:: Objective ::
The records below must be duplicated exactly, character for character.
□ □ □ □ □ □ □
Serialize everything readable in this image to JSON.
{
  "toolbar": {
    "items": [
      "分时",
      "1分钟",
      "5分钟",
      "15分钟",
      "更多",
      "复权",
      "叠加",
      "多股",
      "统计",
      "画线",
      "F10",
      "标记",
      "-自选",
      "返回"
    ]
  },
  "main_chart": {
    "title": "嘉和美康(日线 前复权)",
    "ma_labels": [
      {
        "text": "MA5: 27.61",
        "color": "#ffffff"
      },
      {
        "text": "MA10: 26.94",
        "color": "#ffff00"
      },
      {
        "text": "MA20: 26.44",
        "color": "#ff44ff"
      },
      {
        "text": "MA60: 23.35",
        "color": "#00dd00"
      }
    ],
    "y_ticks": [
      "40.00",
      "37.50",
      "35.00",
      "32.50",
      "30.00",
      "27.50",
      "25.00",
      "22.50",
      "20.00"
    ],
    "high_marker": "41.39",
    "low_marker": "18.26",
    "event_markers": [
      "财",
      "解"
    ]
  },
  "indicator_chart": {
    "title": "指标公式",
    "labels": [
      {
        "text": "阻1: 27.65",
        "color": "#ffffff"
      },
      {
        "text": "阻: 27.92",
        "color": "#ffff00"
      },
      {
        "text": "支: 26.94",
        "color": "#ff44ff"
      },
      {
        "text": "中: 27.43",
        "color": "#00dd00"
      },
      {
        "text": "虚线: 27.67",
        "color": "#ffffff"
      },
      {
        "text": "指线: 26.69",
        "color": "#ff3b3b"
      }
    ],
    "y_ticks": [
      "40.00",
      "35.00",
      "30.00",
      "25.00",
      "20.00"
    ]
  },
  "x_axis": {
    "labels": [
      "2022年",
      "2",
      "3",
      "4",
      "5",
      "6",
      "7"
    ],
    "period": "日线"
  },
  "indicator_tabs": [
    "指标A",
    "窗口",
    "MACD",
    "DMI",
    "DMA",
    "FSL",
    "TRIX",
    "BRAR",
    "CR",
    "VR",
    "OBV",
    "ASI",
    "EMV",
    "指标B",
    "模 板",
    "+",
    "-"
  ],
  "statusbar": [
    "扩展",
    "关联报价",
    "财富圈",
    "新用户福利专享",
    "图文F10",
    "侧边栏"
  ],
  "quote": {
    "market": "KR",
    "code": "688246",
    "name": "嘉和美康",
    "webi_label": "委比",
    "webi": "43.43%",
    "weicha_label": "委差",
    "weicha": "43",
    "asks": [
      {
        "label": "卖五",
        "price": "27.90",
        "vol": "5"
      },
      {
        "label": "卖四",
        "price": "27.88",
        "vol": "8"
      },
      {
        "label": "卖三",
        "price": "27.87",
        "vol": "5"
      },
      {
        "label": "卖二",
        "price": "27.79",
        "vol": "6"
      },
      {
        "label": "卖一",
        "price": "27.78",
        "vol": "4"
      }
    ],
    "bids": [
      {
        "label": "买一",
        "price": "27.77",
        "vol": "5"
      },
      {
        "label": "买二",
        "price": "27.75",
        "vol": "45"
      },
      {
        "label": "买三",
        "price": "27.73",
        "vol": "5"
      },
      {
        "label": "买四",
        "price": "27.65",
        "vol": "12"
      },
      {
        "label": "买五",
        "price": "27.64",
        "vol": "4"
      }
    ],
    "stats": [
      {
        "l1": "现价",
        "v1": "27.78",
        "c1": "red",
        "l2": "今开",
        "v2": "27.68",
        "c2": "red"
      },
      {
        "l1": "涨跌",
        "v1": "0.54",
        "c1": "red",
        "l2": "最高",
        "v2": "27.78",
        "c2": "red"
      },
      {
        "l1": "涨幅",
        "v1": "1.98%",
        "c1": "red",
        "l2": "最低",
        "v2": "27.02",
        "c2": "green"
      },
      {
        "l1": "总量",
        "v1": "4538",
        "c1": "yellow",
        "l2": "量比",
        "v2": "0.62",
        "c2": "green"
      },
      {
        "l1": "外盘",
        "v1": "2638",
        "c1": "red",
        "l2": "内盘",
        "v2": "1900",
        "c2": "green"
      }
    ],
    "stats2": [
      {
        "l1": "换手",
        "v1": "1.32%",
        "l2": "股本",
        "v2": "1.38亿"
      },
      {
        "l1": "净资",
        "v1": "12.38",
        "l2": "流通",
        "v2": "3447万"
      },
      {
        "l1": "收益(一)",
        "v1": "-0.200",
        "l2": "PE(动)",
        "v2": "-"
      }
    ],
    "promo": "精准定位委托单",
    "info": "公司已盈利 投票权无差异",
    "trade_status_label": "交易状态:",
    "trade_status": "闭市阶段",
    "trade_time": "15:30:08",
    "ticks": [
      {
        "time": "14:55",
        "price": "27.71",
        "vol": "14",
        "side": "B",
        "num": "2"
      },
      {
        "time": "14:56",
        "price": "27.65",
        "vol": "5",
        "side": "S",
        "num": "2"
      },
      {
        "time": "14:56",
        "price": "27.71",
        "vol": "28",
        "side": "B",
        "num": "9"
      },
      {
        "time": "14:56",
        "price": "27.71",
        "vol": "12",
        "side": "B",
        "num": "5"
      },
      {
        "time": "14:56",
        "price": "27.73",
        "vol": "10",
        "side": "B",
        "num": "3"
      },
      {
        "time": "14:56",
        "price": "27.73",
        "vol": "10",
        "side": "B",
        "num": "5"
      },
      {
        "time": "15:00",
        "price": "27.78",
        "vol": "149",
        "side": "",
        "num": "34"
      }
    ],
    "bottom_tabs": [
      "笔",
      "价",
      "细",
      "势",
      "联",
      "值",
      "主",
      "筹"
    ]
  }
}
□ □ □ □ □ □ □
:: Answer to the problem ::
Serialize everything readable in this image to JSON.
{
  "toolbar": {
    "items": [
      "分时",
      "1分钟",
      "5分钟",
      "15分钟",
      "更多",
      "复权",
      "叠加",
      "多股",
      "统计",
      "画线",
      "F10",
      "标记",
      "-自选",
      "返回"
    ]
  },
  "main_chart": {
    "title": "嘉和美康(日线 前复权)",
    "ma_labels": [
      {
        "text": "MA5: 27.61",
        "color": "#ffffff"
      },
      {
        "text": "MA10: 26.94",
        "color": "#ffff00"
      },
      {
        "text": "MA20: 26.44",
        "color": "#ff44ff"
      },
      {
        "text": "MA60: 23.35",
        "color": "#00dd00"
      }
    ],
    "y_ticks": [
      "40.00",
      "37.50",
      "35.00",
      "32.50",
      "30.00",
      "27.50",
      "25.00",
      "22.50",
      "20.00"
    ],
    "high_marker": "41.39",
    "low_marker": "18.26",
    "event_markers": [
      "财",
      "解"
    ]
  },
  "indicator_chart": {
    "title": "指标公式",
    "labels": [
      {
        "text": "阻1: 27.65",
        "color": "#ffffff"
      },
      {
        "text": "阻: 27.92",
        "color": "#ffff00"
      },
      {
        "text": "支: 26.94",
        "color": "#ff44ff"
      },
      {
        "text": "中: 27.43",
        "color": "#00dd00"
      },
      {
        "text": "虚线: 27.67",
        "color": "#ffffff"
      },
      {
        "text": "指线: 26.69",
        "color": "#ff3b3b"
      }
    ],
    "y_ticks": [
      "40.00",
      "35.00",
      "30.00",
      "25.00",
      "20.00"
    ]
  },
  "x_axis": {
    "labels": [
      "2022年",
      "2",
      "3",
      "4",
      "5",
      "6",
      "7"
    ],
    "period": "日线"
  },
  "indicator_tabs": [
    "指标A",
    "窗口",
    "MACD",
    "DMI",
    "DMA",
    "FSL",
    "TRIX",
    "BRAR",
    "CR",
    "VR",
    "OBV",
    "ASI",
    "EMV",
    "指标B",
    "模 板",
    "+",
    "-"
  ],
  "statusbar": [
    "扩展",
    "关联报价",
    "财富圈",
    "新用户福利专享",
    "图文F10",
    "侧边栏"
  ],
  "quote": {
    "market": "KR",
    "code": "688246",
    "name": "嘉和美康",
    "webi_label": "委比",
    "webi": "43.43%",
    "weicha_label": "委差",
    "weicha": "43",
    "asks": [
      {
        "label": "卖五",
        "price": "27.90",
        "vol": "5"
      },
      {
        "label": "卖四",
        "price": "27.88",
        "vol": "8"
      },
      {
        "label": "卖三",
        "price": "27.87",
        "vol": "5"
      },
      {
        "label": "卖二",
        "price": "27.79",
        "vol": "6"
      },
      {
        "label": "卖一",
        "price": "27.78",
        "vol": "4"
      }
    ],
    "bids": [
      {
        "label": "买一",
        "price": "27.77",
        "vol": "5"
      },
      {
        "label": "买二",
        "price": "27.75",
        "vol": "45"
      },
      {
        "label": "买三",
        "price": "27.73",
        "vol": "5"
      },
      {
        "label": "买四",
        "price": "27.65",
        "vol": "12"
      },
      {
        "label": "买五",
        "price": "27.64",
        "vol": "4"
      }
    ],
    "stats": [
      {
        "l1": "现价",
        "v1": "27.78",
        "c1": "red",
        "l2": "今开",
        "v2": "27.68",
        "c2": "red"
      },
      {
        "l1": "涨跌",
        "v1": "0.54",
        "c1": "red",
        "l2": "最高",
        "v2": "27.78",
        "c2": "red"
      },
      {
        "l1": "涨幅",
        "v1": "1.98%",
        "c1": "red",
        "l2": "最低",
        "v2": "27.02",
        "c2": "green"
      },
      {
        "l1": "总量",
        "v1": "4538",
        "c1": "yellow",
        "l2": "量比",
        "v2": "0.62",
        "c2": "green"
      },
      {
        "l1": "外盘",
        "v1": "2638",
        "c1": "red",
        "l2": "内盘",
        "v2": "1900",
        "c2": "green"
      }
    ],
    "stats2": [
      {
        "l1": "换手",
        "v1": "1.32%",
        "l2": "股本",
        "v2": "1.38亿"
      },
      {
        "l1": "净资",
        "v1": "12.38",
        "l2": "流通",
        "v2": "3447万"
      },
      {
        "l1": "收益(一)",
        "v1": "-0.200",
        "l2": "PE(动)",
        "v2": "-"
      }
    ],
    "promo": "精准定位委托单",
    "info": "公司已盈利 投票权无差异",
    "trade_status_label": "交易状态:",
    "trade_status": "闭市阶段",
    "trade_time": "15:30:08",
    "ticks": [
      {
        "time": "14:55",
        "price": "27.71",
        "vol": "14",
        "side": "B",
        "num": "2"
      },
      {
        "time": "14:56",
        "price": "27.65",
        "vol": "5",
        "side": "S",
        "num": "2"
      },
      {
        "time": "14:56",
        "price": "27.71",
        "vol": "28",
        "side": "B",
        "num": "9"
      },
      {
        "time": "14:56",
        "price": "27.71",
        "vol": "12",
        "side": "B",
        "num": "5"
      },
      {
        "time": "14:56",
        "price": "27.73",
        "vol": "10",
        "side": "B",
        "num": "3"
      },
      {
        "time": "14:56",
        "price": "27.73",
        "vol": "10",
        "side": "B",
        "num": "5"
      },
      {
        "time": "15:00",
        "price": "27.78",
        "vol": "149",
        "side": "",
        "num": "34"
      }
    ],
    "bottom_tabs": [
      "笔",
      "价",
      "细",
      "势",
      "联",
      "值",
      "主",
      "筹"
    ]
  }
}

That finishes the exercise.